[Layout annotation data]
--------------------------------
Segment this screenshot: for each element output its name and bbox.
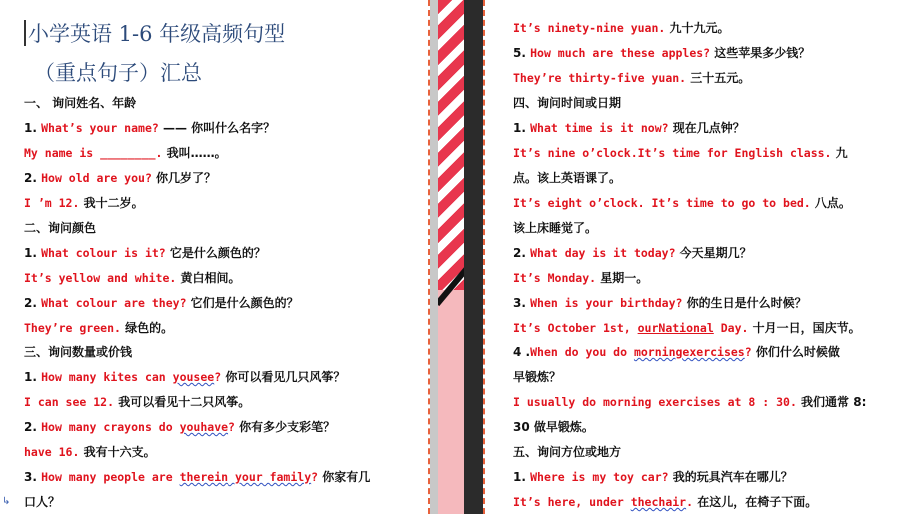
chinese-text: 2.: [24, 420, 42, 434]
english-text: Day.: [713, 321, 749, 335]
english-text: It’s October 1st,: [513, 321, 638, 335]
english-text: How many people are: [41, 470, 180, 484]
chinese-text: 它是什么颜色的？: [165, 246, 266, 260]
document-title: 小学英语 1-6 年级高频句型: [28, 22, 286, 46]
left-page: [0, 0, 430, 514]
english-text: What colour is it?: [41, 246, 166, 260]
answer-line: [24, 320, 173, 336]
chinese-text: 我叫……。: [162, 146, 227, 160]
chinese-text: 你的生日是什么时候？: [682, 296, 807, 310]
english-text: yousee: [172, 370, 215, 384]
english-text: I can see 12.: [24, 395, 115, 409]
chinese-text: 在这儿，在椅子下面。: [693, 495, 818, 509]
chinese-text: 八点。: [810, 196, 851, 210]
english-text: My name is ________.: [24, 146, 163, 160]
chinese-text: 三十五元。: [686, 71, 751, 85]
answer-line-continued: 30 做早锻炼。: [513, 420, 594, 434]
document-subtitle: （重点句子）汇总: [34, 61, 202, 85]
chinese-text: 1.: [24, 370, 42, 384]
question-line: [513, 45, 810, 61]
english-text: What day is it today?: [530, 246, 676, 260]
answer-line-continued: 该上床睡觉了。: [513, 221, 598, 235]
question-line: [24, 295, 299, 311]
english-text: ?: [214, 370, 222, 384]
section-heading-colour: 二、询问颜色: [24, 221, 97, 235]
answer-line: [513, 494, 817, 510]
chinese-text: 九: [831, 146, 848, 160]
english-text: It’s Monday.: [513, 271, 597, 285]
chinese-text: 这些苹果多少钱？: [710, 46, 811, 60]
question-line: [513, 120, 745, 136]
page-turn-arrow-icon[interactable]: ↳: [2, 496, 11, 507]
english-text: It’s ninety-nine yuan.: [513, 21, 666, 35]
chinese-text: 我的玩具汽车在哪儿？: [668, 470, 793, 484]
english-text: When is your birthday?: [530, 296, 683, 310]
section-heading-quantity: 三、询问数量或价钱: [24, 345, 133, 359]
english-text: When do you do: [530, 345, 634, 359]
chinese-text: 你们什么时候做: [751, 345, 840, 359]
answer-line: [24, 270, 241, 286]
chinese-text: 我们通常 8:: [796, 395, 867, 409]
english-text: your family: [228, 470, 312, 484]
chinese-text: 现在几点钟？: [668, 121, 745, 135]
chinese-text: 2.: [513, 246, 531, 260]
english-text: ?: [311, 470, 319, 484]
english-text: have 16.: [24, 445, 80, 459]
question-line: [513, 344, 840, 360]
answer-line: [513, 20, 730, 36]
answer-line: [513, 320, 861, 336]
answer-line: [513, 394, 866, 410]
answer-line: [513, 195, 851, 211]
chinese-text: 我可以看见十二只风筝。: [114, 395, 251, 409]
answer-line: [513, 145, 848, 161]
question-line: [24, 170, 216, 186]
question-line: [24, 419, 335, 435]
question-line: [513, 469, 793, 485]
chinese-text: 今天星期几？: [675, 246, 752, 260]
section-heading-time-date: 四、询问时间或日期: [513, 96, 622, 110]
question-line-continued: 早锻炼？: [513, 370, 562, 384]
english-text: It’s nine o’clock.It’s time for English class.: [513, 146, 832, 160]
chinese-text: 1.: [513, 470, 531, 484]
page-gutter-dark: [464, 0, 483, 514]
english-text: It’s here, under: [513, 495, 631, 509]
english-text: What’s your name?: [41, 121, 159, 135]
chinese-text: 你几岁了？: [151, 171, 217, 185]
english-text: therein: [179, 470, 229, 484]
chinese-text: 十月一日，国庆节。: [748, 321, 861, 335]
english-text: I usually do morning exercises at 8 : 30.: [513, 395, 797, 409]
question-line: [24, 120, 275, 136]
decorative-stripe-band: [438, 0, 464, 514]
answer-line-continued: 点。该上英语课了。: [513, 171, 622, 185]
english-text: thechair: [630, 495, 687, 509]
chinese-text: 3.: [513, 296, 531, 310]
chinese-text: 绿色的。: [120, 321, 174, 335]
chinese-text: 1.: [513, 121, 531, 135]
question-line: [24, 245, 266, 261]
english-text: It’s eight o’clock. It’s time to go to bed.: [513, 196, 811, 210]
english-text: How many kites can: [41, 370, 173, 384]
answer-line: [513, 270, 648, 286]
chinese-text: —— 你叫什么名字？: [158, 121, 276, 135]
english-text: youhave: [179, 420, 229, 434]
english-text: It’s yellow and white.: [24, 271, 177, 285]
question-line: [513, 245, 752, 261]
chinese-text: 我有十六支。: [79, 445, 156, 459]
chinese-text: 我十二岁。: [79, 196, 144, 210]
answer-line: [24, 195, 144, 211]
chinese-text: 1.: [24, 121, 42, 135]
chinese-text: 3.: [24, 470, 42, 484]
chinese-text: 九十九元。: [665, 21, 730, 35]
english-text: I ’m 12.: [24, 196, 80, 210]
english-text: morningexercises: [633, 345, 745, 359]
english-text: What time is it now?: [530, 121, 669, 135]
question-line-continued: 口人？: [24, 495, 61, 509]
english-text: What colour are they?: [41, 296, 187, 310]
chinese-text: 你可以看见几只风筝？: [221, 370, 346, 384]
english-text: How many crayons do: [41, 420, 180, 434]
english-text: They’re thirty-five yuan.: [513, 71, 687, 85]
english-text: .: [686, 495, 694, 509]
chinese-text: 2.: [24, 171, 42, 185]
chinese-text: 黄白相间。: [176, 271, 241, 285]
right-page: [483, 0, 913, 514]
question-line: [24, 369, 345, 385]
chinese-text: 它们是什么颜色的？: [186, 296, 299, 310]
answer-line: [24, 444, 156, 460]
answer-line: [24, 145, 227, 161]
page-gutter: [430, 0, 438, 514]
english-text: How old are you?: [41, 171, 152, 185]
chinese-text: 你有多少支彩笔？: [234, 420, 336, 434]
question-line: [24, 469, 370, 485]
answer-line: [24, 394, 250, 410]
section-heading-location: 五、询问方位或地方: [513, 445, 622, 459]
chinese-text: 你家有几: [318, 470, 371, 484]
english-text: How much are these apples?: [530, 46, 711, 60]
chinese-text: 1.: [24, 246, 42, 260]
section-heading-name-age: 一、 询问姓名、年龄: [24, 96, 137, 110]
question-line: [513, 295, 807, 311]
chinese-text: 4 .: [513, 345, 531, 359]
english-text: They’re green.: [24, 321, 121, 335]
chinese-text: 星期一。: [596, 271, 649, 285]
english-text: ?: [228, 420, 235, 434]
english-text: ?: [744, 345, 752, 359]
text-cursor: [24, 20, 26, 46]
chinese-text: 2.: [24, 296, 42, 310]
english-text: Where is my toy car?: [530, 470, 669, 484]
chinese-text: 5.: [513, 46, 531, 60]
english-text: ourNational: [637, 321, 714, 335]
answer-line: [513, 70, 750, 86]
--------------------------------
[WHAT IS REQUIRED] Quote the lines of the listing above, starting with the line that contains "chinese-text: 2.: [24, 420, 42, 434]" and ending with the line that contains "chinese-text: 八点。: [810, 196, 851, 210]", both included.

[THE OUTPUT]
chinese-text: 2.: [24, 420, 42, 434]
english-text: Day.: [713, 321, 749, 335]
english-text: It’s October 1st,: [513, 321, 638, 335]
english-text: How many people are: [41, 470, 180, 484]
chinese-text: 它是什么颜色的？: [165, 246, 266, 260]
document-title: 小学英语 1-6 年级高频句型: [28, 22, 286, 46]
left-page: [0, 0, 430, 514]
english-text: What colour is it?: [41, 246, 166, 260]
answer-line: [24, 320, 173, 336]
chinese-text: 我叫……。: [162, 146, 227, 160]
chinese-text: 你的生日是什么时候？: [682, 296, 807, 310]
english-text: yousee: [172, 370, 215, 384]
english-text: I can see 12.: [24, 395, 115, 409]
chinese-text: 在这儿，在椅子下面。: [693, 495, 818, 509]
chinese-text: 八点。: [810, 196, 851, 210]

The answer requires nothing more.